Part of a data file —
################
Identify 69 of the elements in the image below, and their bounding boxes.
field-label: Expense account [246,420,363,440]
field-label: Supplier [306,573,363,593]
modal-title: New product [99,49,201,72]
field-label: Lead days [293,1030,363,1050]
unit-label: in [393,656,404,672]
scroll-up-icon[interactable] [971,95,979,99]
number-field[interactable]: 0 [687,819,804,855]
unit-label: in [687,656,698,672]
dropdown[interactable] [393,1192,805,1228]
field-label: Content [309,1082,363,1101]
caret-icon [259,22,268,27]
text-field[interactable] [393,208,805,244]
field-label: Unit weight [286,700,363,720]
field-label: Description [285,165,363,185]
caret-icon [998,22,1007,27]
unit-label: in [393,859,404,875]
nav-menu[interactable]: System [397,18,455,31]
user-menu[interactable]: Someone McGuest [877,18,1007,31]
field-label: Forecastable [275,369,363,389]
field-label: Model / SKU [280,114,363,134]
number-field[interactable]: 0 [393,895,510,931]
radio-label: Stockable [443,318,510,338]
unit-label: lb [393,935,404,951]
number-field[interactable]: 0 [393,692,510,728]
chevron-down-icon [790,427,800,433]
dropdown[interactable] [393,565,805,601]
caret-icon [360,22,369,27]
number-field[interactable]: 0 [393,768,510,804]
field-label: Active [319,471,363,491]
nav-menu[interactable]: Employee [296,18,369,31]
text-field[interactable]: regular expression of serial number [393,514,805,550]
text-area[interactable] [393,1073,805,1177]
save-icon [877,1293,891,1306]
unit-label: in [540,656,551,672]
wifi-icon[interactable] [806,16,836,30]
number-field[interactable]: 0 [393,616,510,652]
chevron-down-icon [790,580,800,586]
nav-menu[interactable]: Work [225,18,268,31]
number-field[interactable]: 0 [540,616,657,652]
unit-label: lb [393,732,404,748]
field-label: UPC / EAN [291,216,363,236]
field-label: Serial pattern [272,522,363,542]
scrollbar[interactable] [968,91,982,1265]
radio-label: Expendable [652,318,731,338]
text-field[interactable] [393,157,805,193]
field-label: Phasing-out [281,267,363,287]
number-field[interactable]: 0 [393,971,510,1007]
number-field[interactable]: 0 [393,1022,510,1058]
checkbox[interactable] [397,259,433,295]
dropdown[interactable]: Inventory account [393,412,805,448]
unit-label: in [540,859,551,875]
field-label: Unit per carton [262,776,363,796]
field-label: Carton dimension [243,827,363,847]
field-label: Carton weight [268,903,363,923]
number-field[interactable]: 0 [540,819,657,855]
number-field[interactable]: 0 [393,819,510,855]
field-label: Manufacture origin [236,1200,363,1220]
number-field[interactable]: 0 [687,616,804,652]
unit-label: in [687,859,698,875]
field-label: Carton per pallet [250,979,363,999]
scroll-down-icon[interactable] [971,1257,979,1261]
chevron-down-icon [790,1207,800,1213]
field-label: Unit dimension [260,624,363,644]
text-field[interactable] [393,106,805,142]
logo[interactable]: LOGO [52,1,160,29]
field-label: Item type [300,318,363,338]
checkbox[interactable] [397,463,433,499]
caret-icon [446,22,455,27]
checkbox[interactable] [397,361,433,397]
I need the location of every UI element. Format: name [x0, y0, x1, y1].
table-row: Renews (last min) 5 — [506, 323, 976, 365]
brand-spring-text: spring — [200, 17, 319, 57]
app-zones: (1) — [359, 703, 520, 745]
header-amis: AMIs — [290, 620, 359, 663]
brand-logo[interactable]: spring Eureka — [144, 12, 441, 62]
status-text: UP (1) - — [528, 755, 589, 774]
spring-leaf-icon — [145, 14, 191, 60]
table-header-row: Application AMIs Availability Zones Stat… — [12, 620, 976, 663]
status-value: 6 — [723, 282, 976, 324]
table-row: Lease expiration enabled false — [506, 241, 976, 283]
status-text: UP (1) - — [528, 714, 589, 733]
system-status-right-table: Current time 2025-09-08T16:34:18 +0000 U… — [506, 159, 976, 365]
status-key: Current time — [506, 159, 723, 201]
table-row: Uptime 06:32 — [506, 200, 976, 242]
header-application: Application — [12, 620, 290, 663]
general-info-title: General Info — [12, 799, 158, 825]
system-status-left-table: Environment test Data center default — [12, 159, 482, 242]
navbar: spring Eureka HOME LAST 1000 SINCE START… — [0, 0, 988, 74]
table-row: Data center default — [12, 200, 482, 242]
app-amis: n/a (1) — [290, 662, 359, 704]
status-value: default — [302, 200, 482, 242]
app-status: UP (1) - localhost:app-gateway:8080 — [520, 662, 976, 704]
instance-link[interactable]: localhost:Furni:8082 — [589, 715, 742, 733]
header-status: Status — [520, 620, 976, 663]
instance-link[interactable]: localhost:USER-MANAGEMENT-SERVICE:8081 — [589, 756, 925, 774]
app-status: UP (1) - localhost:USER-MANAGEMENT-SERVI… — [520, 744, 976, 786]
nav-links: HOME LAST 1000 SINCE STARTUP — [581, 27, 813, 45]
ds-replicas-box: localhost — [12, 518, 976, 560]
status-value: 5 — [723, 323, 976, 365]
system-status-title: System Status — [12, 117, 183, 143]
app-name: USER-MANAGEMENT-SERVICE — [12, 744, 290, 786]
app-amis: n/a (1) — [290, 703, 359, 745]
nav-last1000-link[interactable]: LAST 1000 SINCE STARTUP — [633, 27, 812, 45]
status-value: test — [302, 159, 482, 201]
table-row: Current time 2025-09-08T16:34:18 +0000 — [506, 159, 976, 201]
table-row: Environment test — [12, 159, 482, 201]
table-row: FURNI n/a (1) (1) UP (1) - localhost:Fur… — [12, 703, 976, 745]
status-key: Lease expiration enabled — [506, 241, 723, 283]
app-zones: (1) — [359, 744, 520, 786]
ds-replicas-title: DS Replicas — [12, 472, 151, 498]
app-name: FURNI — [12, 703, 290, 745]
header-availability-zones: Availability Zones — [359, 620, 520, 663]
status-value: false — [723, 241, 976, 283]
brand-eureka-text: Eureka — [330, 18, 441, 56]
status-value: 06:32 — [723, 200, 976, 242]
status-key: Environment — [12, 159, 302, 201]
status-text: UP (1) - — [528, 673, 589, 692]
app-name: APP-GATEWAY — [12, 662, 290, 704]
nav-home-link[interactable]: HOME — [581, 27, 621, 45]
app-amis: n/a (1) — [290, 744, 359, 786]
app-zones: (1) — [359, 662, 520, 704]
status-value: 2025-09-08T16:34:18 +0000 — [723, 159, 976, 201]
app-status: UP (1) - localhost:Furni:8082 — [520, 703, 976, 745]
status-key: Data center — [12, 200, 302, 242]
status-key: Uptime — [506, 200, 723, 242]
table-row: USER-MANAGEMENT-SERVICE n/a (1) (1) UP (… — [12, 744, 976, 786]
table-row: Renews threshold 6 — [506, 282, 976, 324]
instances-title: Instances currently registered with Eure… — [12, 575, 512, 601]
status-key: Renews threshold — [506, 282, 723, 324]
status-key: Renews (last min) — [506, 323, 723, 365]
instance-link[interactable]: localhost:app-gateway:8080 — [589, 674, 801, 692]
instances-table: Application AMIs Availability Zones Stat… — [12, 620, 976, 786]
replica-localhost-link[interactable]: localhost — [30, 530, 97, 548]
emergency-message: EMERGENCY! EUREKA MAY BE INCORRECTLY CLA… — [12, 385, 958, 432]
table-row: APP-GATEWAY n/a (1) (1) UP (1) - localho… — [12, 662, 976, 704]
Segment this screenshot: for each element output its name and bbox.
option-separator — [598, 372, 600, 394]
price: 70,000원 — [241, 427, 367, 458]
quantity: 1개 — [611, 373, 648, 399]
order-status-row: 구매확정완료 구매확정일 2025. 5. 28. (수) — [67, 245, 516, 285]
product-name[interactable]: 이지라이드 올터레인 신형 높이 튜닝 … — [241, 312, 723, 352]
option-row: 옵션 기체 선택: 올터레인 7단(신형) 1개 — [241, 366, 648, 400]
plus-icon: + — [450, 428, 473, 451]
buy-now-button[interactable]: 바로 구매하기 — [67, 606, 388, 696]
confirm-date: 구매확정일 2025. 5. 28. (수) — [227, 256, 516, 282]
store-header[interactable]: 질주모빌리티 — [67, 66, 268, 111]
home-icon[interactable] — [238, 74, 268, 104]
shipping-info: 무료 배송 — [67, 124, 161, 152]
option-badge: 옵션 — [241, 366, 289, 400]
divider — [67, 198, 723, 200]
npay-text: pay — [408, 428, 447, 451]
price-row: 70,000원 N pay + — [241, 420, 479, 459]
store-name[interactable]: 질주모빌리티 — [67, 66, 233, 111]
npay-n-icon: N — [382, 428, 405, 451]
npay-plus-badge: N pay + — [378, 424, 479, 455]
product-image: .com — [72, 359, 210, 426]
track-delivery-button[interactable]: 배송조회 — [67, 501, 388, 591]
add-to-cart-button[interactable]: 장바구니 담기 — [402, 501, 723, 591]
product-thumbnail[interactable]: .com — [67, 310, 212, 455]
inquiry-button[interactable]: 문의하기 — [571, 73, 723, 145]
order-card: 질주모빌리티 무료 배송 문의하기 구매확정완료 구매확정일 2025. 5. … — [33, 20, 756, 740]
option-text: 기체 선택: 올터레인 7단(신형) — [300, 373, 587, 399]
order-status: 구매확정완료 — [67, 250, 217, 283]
################
EXERCISE BRIEF — Copy the stretch of lines from the start through the line containing "caret-icon [360,22,369,27]", both ends included, and reproduce them without any change.

ANSWER —
Identify 69 of the elements in the image below, and their bounding boxes.
field-label: Expense account [246,420,363,440]
field-label: Supplier [306,573,363,593]
modal-title: New product [99,49,201,72]
field-label: Lead days [293,1030,363,1050]
unit-label: in [393,656,404,672]
scroll-up-icon[interactable] [971,95,979,99]
number-field[interactable]: 0 [687,819,804,855]
unit-label: in [687,656,698,672]
dropdown[interactable] [393,1192,805,1228]
field-label: Content [309,1082,363,1101]
caret-icon [259,22,268,27]
text-field[interactable] [393,208,805,244]
field-label: Unit weight [286,700,363,720]
field-label: Description [285,165,363,185]
caret-icon [998,22,1007,27]
unit-label: in [393,859,404,875]
nav-menu[interactable]: System [397,18,455,31]
user-menu[interactable]: Someone McGuest [877,18,1007,31]
field-label: Forecastable [275,369,363,389]
field-label: Model / SKU [280,114,363,134]
number-field[interactable]: 0 [393,895,510,931]
radio-label: Stockable [443,318,510,338]
unit-label: lb [393,935,404,951]
number-field[interactable]: 0 [393,692,510,728]
chevron-down-icon [790,427,800,433]
dropdown[interactable] [393,565,805,601]
caret-icon [360,22,369,27]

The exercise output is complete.